**EXERCISE INSTRUCTIONS**
Exact transcript, pictures excluded: write out every record below.

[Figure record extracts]
-.-.-

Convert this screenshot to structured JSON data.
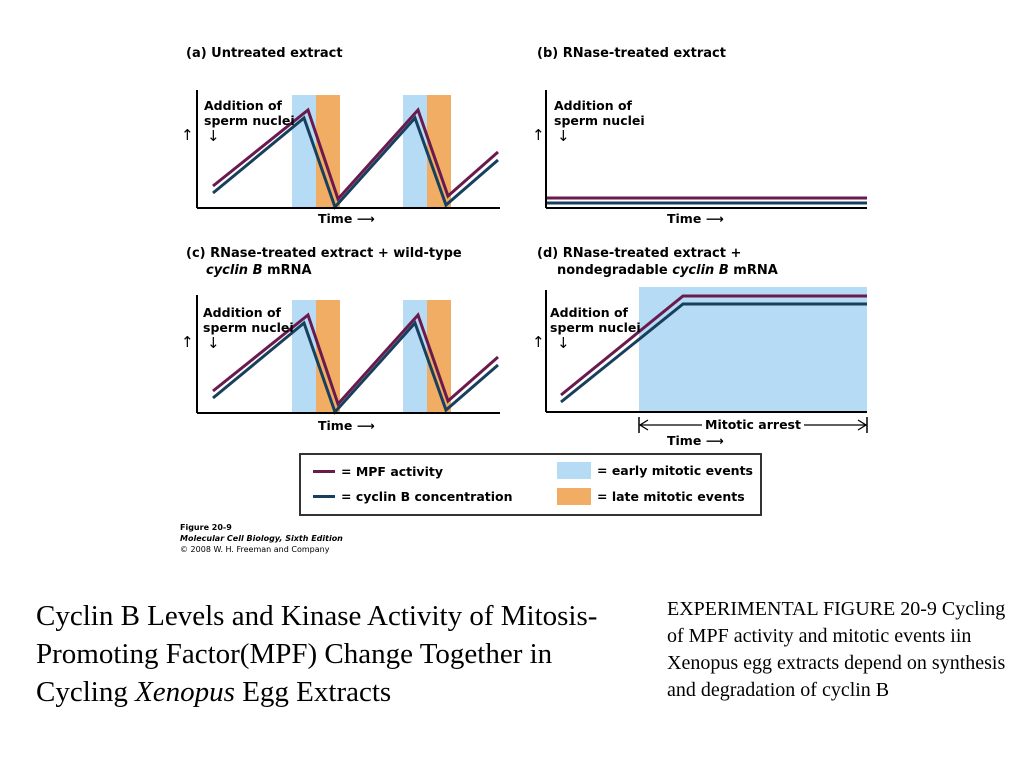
{
  "colors": {
    "mpf": "#6b1a4e",
    "cyclin": "#17405e",
    "early": "#b5dcf4",
    "late": "#f0ad63",
    "axis": "#000000"
  },
  "panels": {
    "a": {
      "title": "(a) Untreated extract",
      "addition": "Addition of\nsperm nuclei",
      "time": "Time"
    },
    "b": {
      "title": "(b) RNase-treated extract",
      "addition": "Addition of\nsperm nuclei",
      "time": "Time"
    },
    "c": {
      "title_line1": "(c) RNase-treated extract + wild-type",
      "title_line2_italic": "cyclin B",
      "title_line2_rest": " mRNA",
      "addition": "Addition of\nsperm nuclei",
      "time": "Time"
    },
    "d": {
      "title_line1": "(d) RNase-treated extract +",
      "title_line2_pre": "nondegradable ",
      "title_line2_italic": "cyclin B",
      "title_line2_rest": " mRNA",
      "addition": "Addition of\nsperm nuclei",
      "time": "Time",
      "arrest": "Mitotic arrest"
    }
  },
  "legend": {
    "mpf": "= MPF activity",
    "cyclin": "= cyclin B concentration",
    "early": "= early mitotic events",
    "late": "= late mitotic events"
  },
  "credit": {
    "line1": "Figure 20-9",
    "line2": "Molecular Cell Biology, Sixth Edition",
    "line3": "© 2008 W. H. Freeman and Company"
  },
  "slide": {
    "title_pre": "Cyclin B Levels and Kinase Activity of Mitosis-Promoting Factor(MPF) Change Together in Cycling ",
    "title_italic": "Xenopus",
    "title_post": " Egg Extracts",
    "caption": "EXPERIMENTAL FIGURE 20-9 Cycling of MPF activity and mitotic events iin Xenopus egg extracts depend on synthesis and degradation of cyclin B"
  }
}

-.-.-

**REPLY TO THE TASK**
Convert this screenshot to structured JSON data.
{
  "colors": {
    "mpf": "#6b1a4e",
    "cyclin": "#17405e",
    "early": "#b5dcf4",
    "late": "#f0ad63",
    "axis": "#000000"
  },
  "panels": {
    "a": {
      "title": "(a) Untreated extract",
      "addition": "Addition of\nsperm nuclei",
      "time": "Time"
    },
    "b": {
      "title": "(b) RNase-treated extract",
      "addition": "Addition of\nsperm nuclei",
      "time": "Time"
    },
    "c": {
      "title_line1": "(c) RNase-treated extract + wild-type",
      "title_line2_italic": "cyclin B",
      "title_line2_rest": " mRNA",
      "addition": "Addition of\nsperm nuclei",
      "time": "Time"
    },
    "d": {
      "title_line1": "(d) RNase-treated extract +",
      "title_line2_pre": "nondegradable ",
      "title_line2_italic": "cyclin B",
      "title_line2_rest": " mRNA",
      "addition": "Addition of\nsperm nuclei",
      "time": "Time",
      "arrest": "Mitotic arrest"
    }
  },
  "legend": {
    "mpf": "= MPF activity",
    "cyclin": "= cyclin B concentration",
    "early": "= early mitotic events",
    "late": "= late mitotic events"
  },
  "credit": {
    "line1": "Figure 20-9",
    "line2": "Molecular Cell Biology, Sixth Edition",
    "line3": "© 2008 W. H. Freeman and Company"
  },
  "slide": {
    "title_pre": "Cyclin B Levels and Kinase Activity of Mitosis-Promoting Factor(MPF) Change Together in Cycling ",
    "title_italic": "Xenopus",
    "title_post": " Egg Extracts",
    "caption": "EXPERIMENTAL FIGURE 20-9 Cycling of MPF activity and mitotic events iin Xenopus egg extracts depend on synthesis and degradation of cyclin B"
  }
}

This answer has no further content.